Pull out every line in the data that has the string "农村特困人员集中供养" in it.

─── Data for processing ───

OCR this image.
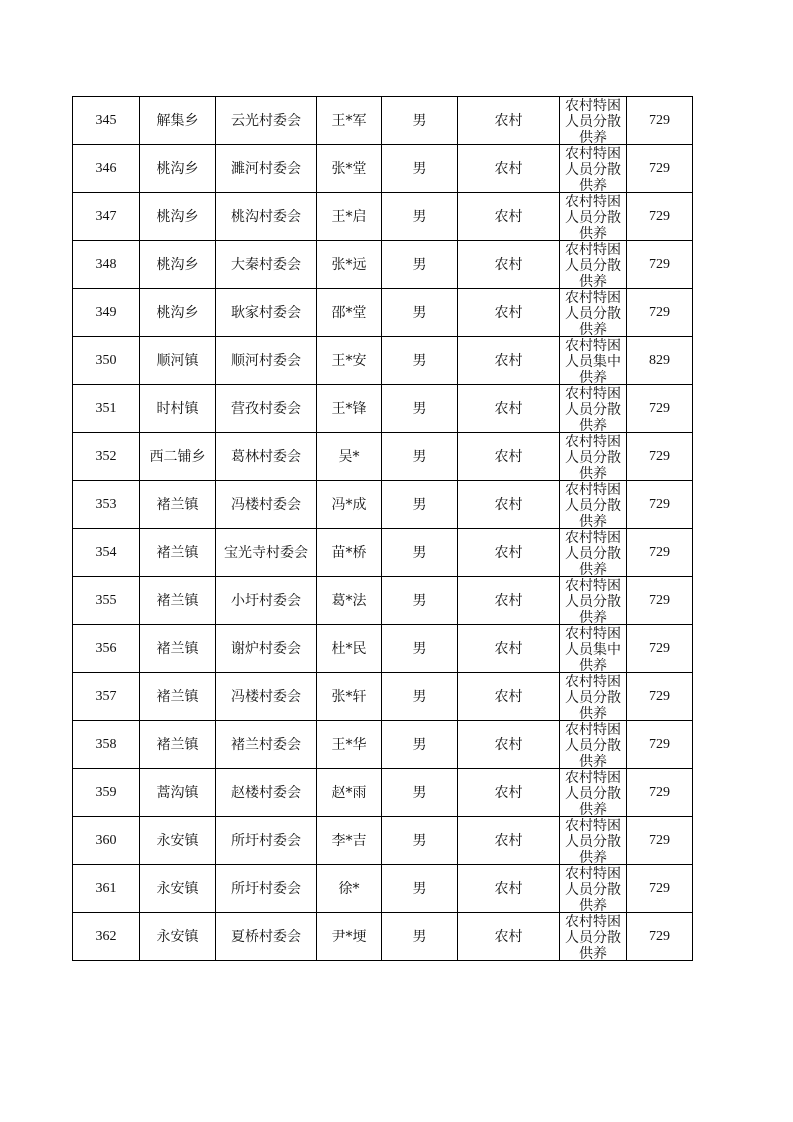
345	解集乡	云光村委会	王*军	男	农村	农村特困人员分散供养	729
346	桃沟乡	濉河村委会	张*堂	男	农村	农村特困人员分散供养	729
347	桃沟乡	桃沟村委会	王*启	男	农村	农村特困人员分散供养	729
348	桃沟乡	大秦村委会	张*远	男	农村	农村特困人员分散供养	729
349	桃沟乡	耿家村委会	邵*堂	男	农村	农村特困人员分散供养	729
350	顺河镇	顺河村委会	王*安	男	农村	农村特困人员集中供养	829
351	时村镇	营孜村委会	王*锋	男	农村	农村特困人员分散供养	729
352	西二铺乡	葛林村委会	吴*	男	农村	农村特困人员分散供养	729
353	褚兰镇	冯楼村委会	冯*成	男	农村	农村特困人员分散供养	729
354	褚兰镇	宝光寺村委会	苗*桥	男	农村	农村特困人员分散供养	729
355	褚兰镇	小圩村委会	葛*法	男	农村	农村特困人员分散供养	729
356	褚兰镇	谢炉村委会	杜*民	男	农村	农村特困人员集中供养	729
357	褚兰镇	冯楼村委会	张*轩	男	农村	农村特困人员分散供养	729
358	褚兰镇	褚兰村委会	王*华	男	农村	农村特困人员分散供养	729
359	蒿沟镇	赵楼村委会	赵*雨	男	农村	农村特困人员分散供养	729
360	永安镇	所圩村委会	李*吉	男	农村	农村特困人员分散供养	729
361	永安镇	所圩村委会	徐*	男	农村	农村特困人员分散供养	729
362	永安镇	夏桥村委会	尹*埂	男	农村	农村特困人员分散供养	729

───

Response below:
350	顺河镇	顺河村委会	王*安	男	农村	农村特困人员集中供养	829
356	褚兰镇	谢炉村委会	杜*民	男	农村	农村特困人员集中供养	729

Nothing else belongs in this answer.